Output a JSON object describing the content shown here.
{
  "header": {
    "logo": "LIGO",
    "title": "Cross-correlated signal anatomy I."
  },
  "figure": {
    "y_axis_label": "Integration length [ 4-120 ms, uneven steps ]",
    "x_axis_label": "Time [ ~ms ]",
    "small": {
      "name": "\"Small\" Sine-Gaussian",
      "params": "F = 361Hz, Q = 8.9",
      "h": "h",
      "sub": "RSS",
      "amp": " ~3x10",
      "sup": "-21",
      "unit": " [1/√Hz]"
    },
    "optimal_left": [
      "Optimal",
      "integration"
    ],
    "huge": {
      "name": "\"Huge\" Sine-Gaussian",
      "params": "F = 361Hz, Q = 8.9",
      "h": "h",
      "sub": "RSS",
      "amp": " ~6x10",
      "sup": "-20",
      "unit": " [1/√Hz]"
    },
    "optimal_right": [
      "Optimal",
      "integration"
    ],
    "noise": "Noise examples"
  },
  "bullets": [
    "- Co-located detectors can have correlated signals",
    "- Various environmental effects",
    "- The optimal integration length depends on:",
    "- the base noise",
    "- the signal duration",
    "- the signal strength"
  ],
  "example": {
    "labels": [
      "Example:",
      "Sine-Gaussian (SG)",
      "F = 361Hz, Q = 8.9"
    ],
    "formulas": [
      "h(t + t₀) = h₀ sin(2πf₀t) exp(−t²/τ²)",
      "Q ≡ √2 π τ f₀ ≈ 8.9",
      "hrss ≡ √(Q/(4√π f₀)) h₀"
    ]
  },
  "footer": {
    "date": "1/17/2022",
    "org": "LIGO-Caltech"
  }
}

———

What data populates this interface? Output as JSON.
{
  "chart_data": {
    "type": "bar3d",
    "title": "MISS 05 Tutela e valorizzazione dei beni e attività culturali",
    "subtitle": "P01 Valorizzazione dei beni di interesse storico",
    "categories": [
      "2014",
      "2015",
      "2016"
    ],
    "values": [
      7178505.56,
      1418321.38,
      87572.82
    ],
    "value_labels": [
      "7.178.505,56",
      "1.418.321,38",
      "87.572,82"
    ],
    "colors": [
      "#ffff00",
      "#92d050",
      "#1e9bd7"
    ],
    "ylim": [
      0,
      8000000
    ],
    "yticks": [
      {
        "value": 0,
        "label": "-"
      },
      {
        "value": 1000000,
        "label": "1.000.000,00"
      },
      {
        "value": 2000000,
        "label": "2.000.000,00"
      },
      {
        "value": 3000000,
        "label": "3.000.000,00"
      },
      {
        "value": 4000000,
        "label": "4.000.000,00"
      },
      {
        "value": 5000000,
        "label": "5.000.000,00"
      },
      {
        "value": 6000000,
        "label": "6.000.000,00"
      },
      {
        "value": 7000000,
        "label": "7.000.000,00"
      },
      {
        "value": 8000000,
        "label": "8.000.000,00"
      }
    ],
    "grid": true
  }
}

———

[GIVEN EXERCISE] Show all lines in the entries above where the word "length" appears.

[RESULT OF THE TASK]
    "y_axis_label": "Integration length [ 4-120 ms, uneven steps ]",
    "- The optimal integration length depends on:",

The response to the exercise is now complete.